■ Given instruction
Can you duplicate every line of the records below verbatim, with nothing altered?

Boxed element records
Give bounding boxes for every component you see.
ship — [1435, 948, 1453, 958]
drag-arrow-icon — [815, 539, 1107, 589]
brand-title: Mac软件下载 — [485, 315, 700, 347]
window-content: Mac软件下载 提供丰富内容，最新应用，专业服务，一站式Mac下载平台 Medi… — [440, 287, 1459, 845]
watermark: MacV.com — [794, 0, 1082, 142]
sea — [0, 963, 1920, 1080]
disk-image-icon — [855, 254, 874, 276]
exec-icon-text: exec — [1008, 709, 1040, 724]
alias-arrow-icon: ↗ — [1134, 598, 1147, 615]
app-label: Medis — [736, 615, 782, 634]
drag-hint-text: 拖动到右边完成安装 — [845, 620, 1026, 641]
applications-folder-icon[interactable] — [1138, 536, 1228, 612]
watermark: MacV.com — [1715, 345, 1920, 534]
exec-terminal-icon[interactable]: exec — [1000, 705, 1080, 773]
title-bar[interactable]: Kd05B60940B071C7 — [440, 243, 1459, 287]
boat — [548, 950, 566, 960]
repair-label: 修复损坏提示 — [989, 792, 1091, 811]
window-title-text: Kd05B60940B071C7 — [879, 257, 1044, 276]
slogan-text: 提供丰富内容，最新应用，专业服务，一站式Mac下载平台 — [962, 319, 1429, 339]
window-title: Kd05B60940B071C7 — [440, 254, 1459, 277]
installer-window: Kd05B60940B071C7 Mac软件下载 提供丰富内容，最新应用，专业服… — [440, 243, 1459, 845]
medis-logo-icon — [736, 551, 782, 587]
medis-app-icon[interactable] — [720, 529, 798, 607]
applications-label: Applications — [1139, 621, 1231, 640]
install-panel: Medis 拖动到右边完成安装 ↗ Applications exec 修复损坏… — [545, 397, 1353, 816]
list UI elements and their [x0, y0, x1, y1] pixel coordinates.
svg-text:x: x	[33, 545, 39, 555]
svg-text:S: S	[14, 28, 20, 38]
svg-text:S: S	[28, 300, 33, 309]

■ Task solution
Give bounding boxes for every component you see.
ship — [1435, 948, 1453, 958]
drag-arrow-icon — [815, 539, 1107, 589]
brand-title: Mac软件下载 — [485, 315, 700, 347]
window-content: Mac软件下载 提供丰富内容，最新应用，专业服务，一站式Mac下载平台 Medi… — [440, 287, 1459, 845]
watermark: MacV.com — [794, 0, 1082, 142]
sea — [0, 963, 1920, 1080]
disk-image-icon — [855, 254, 874, 276]
exec-icon-text: exec — [1008, 709, 1040, 724]
alias-arrow-icon: ↗ — [1134, 598, 1147, 615]
app-label: Medis — [736, 615, 782, 634]
drag-hint-text: 拖动到右边完成安装 — [845, 620, 1026, 641]
applications-folder-icon[interactable] — [1138, 536, 1228, 612]
watermark: MacV.com — [1715, 345, 1920, 534]
exec-terminal-icon[interactable]: exec — [1000, 705, 1080, 773]
title-bar[interactable]: Kd05B60940B071C7 — [440, 243, 1459, 287]
boat — [548, 950, 566, 960]
repair-label: 修复损坏提示 — [989, 792, 1091, 811]
window-title-text: Kd05B60940B071C7 — [879, 257, 1044, 276]
slogan-text: 提供丰富内容，最新应用，专业服务，一站式Mac下载平台 — [962, 319, 1429, 339]
window-title: Kd05B60940B071C7 — [440, 254, 1459, 277]
installer-window: Kd05B60940B071C7 Mac软件下载 提供丰富内容，最新应用，专业服… — [440, 243, 1459, 845]
medis-logo-icon — [736, 551, 782, 587]
medis-app-icon[interactable] — [720, 529, 798, 607]
applications-label: Applications — [1139, 621, 1231, 640]
install-panel: Medis 拖动到右边完成安装 ↗ Applications exec 修复损坏… — [545, 397, 1353, 816]
list UI elements and their [x0, y0, x1, y1] pixel coordinates.
svg-text:x: x	[33, 545, 39, 555]
svg-text:S: S	[14, 28, 20, 38]
svg-text:S: S	[28, 300, 33, 309]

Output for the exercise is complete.